Records from a data collection
-=-=-

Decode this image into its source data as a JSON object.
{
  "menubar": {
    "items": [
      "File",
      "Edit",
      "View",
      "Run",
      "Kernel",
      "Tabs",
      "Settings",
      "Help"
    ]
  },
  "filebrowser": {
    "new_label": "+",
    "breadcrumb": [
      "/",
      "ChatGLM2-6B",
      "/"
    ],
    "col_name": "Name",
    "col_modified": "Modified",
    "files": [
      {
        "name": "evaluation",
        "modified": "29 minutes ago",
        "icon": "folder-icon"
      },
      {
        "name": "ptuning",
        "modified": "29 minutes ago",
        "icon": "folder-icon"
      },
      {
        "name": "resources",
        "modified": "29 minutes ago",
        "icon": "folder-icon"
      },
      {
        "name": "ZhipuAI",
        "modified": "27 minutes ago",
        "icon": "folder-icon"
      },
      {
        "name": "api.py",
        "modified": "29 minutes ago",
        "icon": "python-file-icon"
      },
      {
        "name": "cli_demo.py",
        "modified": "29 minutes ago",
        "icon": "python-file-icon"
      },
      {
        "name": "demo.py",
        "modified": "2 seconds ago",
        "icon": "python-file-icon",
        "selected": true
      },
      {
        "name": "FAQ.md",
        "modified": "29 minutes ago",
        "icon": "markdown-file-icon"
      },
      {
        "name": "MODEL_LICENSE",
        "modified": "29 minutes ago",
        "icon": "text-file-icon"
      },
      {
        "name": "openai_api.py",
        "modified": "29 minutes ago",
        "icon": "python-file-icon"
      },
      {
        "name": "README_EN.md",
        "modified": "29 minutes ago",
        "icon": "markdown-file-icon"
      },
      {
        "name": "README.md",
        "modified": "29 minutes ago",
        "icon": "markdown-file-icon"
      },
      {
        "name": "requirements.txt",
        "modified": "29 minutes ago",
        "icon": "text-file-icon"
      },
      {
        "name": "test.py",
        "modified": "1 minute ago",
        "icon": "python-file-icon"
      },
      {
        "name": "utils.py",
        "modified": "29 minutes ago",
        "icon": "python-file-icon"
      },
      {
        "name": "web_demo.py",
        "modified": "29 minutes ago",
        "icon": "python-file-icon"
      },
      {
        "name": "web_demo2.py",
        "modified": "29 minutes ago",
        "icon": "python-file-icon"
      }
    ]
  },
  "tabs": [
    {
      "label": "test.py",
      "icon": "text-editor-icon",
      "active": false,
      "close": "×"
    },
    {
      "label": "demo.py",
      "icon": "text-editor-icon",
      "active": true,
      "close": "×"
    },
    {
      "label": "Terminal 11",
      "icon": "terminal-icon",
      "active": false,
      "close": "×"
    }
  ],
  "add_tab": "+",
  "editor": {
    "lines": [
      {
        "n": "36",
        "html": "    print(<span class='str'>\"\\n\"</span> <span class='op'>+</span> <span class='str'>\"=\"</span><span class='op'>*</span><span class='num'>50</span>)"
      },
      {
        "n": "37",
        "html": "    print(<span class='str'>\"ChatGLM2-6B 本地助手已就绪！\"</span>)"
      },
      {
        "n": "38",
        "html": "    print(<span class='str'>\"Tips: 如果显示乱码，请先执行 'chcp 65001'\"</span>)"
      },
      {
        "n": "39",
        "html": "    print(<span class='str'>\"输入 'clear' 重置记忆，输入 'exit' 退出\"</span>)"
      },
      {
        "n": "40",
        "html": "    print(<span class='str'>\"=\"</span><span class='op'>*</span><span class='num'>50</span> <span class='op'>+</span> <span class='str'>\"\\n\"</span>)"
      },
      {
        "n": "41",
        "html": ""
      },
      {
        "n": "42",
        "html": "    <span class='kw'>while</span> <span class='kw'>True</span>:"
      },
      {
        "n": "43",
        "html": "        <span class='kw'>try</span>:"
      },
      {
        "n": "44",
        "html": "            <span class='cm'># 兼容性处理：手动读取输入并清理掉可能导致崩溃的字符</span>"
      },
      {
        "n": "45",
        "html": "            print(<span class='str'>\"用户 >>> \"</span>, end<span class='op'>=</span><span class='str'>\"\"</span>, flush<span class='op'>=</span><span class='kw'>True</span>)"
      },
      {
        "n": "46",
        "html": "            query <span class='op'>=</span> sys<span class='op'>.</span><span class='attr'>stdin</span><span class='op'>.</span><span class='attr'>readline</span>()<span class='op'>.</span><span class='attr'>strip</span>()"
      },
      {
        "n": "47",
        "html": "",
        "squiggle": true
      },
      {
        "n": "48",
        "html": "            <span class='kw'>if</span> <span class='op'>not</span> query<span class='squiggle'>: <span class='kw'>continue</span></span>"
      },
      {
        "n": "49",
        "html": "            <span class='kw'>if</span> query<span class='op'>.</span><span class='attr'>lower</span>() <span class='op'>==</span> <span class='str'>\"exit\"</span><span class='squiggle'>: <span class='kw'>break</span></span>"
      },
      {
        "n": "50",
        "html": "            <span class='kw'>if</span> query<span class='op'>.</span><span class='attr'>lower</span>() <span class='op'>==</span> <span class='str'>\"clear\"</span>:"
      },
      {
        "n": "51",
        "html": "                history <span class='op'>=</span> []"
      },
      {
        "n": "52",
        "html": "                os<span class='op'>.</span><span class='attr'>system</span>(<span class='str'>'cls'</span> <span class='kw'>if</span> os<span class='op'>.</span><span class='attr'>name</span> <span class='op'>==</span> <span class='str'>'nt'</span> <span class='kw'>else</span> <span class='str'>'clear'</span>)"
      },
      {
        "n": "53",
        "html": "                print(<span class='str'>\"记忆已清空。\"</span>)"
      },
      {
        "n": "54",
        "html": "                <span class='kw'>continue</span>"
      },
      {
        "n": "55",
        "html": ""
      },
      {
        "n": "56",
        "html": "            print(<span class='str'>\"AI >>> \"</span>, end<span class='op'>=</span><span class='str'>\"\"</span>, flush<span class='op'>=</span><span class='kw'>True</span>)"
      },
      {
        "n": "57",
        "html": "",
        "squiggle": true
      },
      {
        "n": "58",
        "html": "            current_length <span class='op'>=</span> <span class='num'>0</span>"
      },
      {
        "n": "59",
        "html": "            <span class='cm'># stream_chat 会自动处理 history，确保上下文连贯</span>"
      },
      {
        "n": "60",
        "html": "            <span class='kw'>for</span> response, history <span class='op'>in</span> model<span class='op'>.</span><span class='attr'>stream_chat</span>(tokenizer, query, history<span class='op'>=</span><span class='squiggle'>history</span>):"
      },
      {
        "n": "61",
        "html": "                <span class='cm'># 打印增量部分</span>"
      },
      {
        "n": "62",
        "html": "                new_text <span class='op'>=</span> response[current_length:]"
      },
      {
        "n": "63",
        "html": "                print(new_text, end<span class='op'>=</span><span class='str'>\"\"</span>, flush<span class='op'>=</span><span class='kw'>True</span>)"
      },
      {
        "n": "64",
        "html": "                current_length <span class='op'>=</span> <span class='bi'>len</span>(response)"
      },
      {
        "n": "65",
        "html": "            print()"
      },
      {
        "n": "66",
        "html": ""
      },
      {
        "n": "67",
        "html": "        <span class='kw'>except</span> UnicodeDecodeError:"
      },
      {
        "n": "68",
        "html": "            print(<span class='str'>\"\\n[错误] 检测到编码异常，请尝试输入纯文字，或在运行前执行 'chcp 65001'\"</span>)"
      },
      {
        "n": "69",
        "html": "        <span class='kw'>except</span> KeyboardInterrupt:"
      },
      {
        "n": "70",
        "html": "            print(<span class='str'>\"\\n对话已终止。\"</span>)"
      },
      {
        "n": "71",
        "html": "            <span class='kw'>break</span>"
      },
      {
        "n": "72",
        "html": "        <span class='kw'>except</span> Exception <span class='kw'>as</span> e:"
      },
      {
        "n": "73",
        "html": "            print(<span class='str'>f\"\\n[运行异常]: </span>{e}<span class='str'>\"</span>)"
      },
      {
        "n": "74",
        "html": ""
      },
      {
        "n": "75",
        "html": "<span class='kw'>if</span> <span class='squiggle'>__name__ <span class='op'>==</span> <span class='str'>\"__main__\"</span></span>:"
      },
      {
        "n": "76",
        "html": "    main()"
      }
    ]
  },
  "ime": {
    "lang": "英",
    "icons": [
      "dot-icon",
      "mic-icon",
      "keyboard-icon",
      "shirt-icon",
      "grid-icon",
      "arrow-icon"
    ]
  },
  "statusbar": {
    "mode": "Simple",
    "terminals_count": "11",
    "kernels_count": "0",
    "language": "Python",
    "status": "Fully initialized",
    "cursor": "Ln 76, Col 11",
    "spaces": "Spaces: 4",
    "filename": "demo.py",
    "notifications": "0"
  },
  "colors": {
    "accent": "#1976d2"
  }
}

-=-=-

§ Do this:
In the material above, show every line where the word "attr" turns up.

§ Answer below:
        "html": "            query <span class='op'>=</span> sys<span class='op'>.</span><span class='attr'>stdin</span><span class='op'>.</span><span class='attr'>readline</span>()<span class='op'>.</span><span class='attr'>strip</span>()"
        "html": "            <span class='kw'>if</span> query<span class='op'>.</span><span class='attr'>lower</span>() <span class='op'>==</span> <span class='str'>\"exit\"</span><span class='squiggle'>: <span class='kw'>break</span></span>"
        "html": "            <span class='kw'>if</span> query<span class='op'>.</span><span class='attr'>lower</span>() <span class='op'>==</span> <span class='str'>\"clear\"</span>:"
        "html": "                os<span class='op'>.</span><span class='attr'>system</span>(<span class='str'>'cls'</span> <span class='kw'>if</span> os<span class='op'>.</span><span class='attr'>name</span> <span class='op'>==</span> <span class='str'>'nt'</span> <span class='kw'>else</span> <span class='str'>'clear'</span>)"
        "html": "            <span class='kw'>for</span> response, history <span class='op'>in</span> model<span class='op'>.</span><span class='attr'>stream_chat</span>(tokenizer, query, history<span class='op'>=</span><span class='squiggle'>history</span>):"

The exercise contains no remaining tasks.